RAW RECORDS:
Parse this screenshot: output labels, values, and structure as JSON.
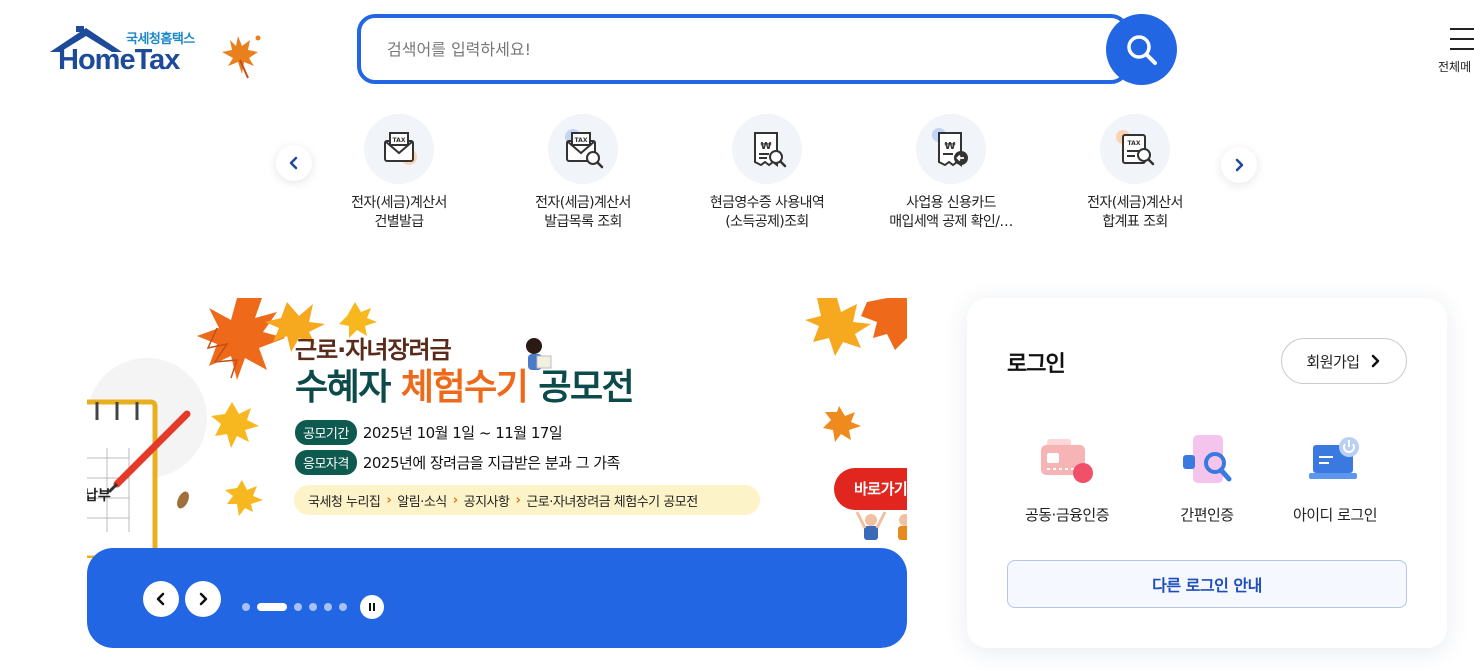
{
  "header": {
    "logo_sub": "국세청홈택스",
    "logo_main": "HomeTax",
    "search_placeholder": "검색어를 입력하세요!",
    "all_menu_label": "전체메"
  },
  "quick_menu": {
    "items": [
      {
        "line1": "전자(세금)계산서",
        "line2": "건별발급",
        "icon": "tax-envelope-icon"
      },
      {
        "line1": "전자(세금)계산서",
        "line2": "발급목록 조회",
        "icon": "tax-envelope-search-icon"
      },
      {
        "line1": "현금영수증 사용내역",
        "line2": "(소득공제)조회",
        "icon": "receipt-search-icon"
      },
      {
        "line1": "사업용 신용카드",
        "line2": "매입세액 공제 확인/…",
        "icon": "receipt-card-icon"
      },
      {
        "line1": "전자(세금)계산서",
        "line2": "합계표 조회",
        "icon": "tax-document-search-icon"
      }
    ]
  },
  "banner": {
    "title_line1": "근로·자녀장려금",
    "title_part1": "수혜자 ",
    "title_highlight": "체험수기",
    "title_part2": " 공모전",
    "period_tag": "공모기간",
    "period_text": "2025년 10월 1일 ~ 11월 17일",
    "eligibility_tag": "응모자격",
    "eligibility_text": "2025년에 장려금을 지급받은 분과 그 가족",
    "path": [
      "국세청 누리집",
      "알림·소식",
      "공지사항",
      "근로·자녀장려금 체험수기 공모전"
    ],
    "go_button": "바로가기",
    "calendar_text": "납부",
    "slide_count": 6,
    "active_slide": 2
  },
  "login": {
    "title": "로그인",
    "join_button": "회원가입",
    "options": [
      {
        "label": "공동·금융인증",
        "icon": "certificate-card-icon"
      },
      {
        "label": "간편인증",
        "icon": "phone-search-icon"
      },
      {
        "label": "아이디 로그인",
        "icon": "laptop-power-icon"
      }
    ],
    "other_button": "다른 로그인 안내"
  },
  "colors": {
    "primary_blue": "#2266e3",
    "logo_navy": "#1e4a9a",
    "banner_orange": "#ee6a1a",
    "banner_green": "#0e5a4e",
    "go_red": "#e0261e"
  }
}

BRIEF: List the lines that contain the word "icon".

SOLUTION TO THE PROBLEM:
        "icon": "tax-envelope-icon"
        "icon": "tax-envelope-search-icon"
        "icon": "receipt-search-icon"
        "icon": "receipt-card-icon"
        "icon": "tax-document-search-icon"
        "icon": "certificate-card-icon"
        "icon": "phone-search-icon"
        "icon": "laptop-power-icon"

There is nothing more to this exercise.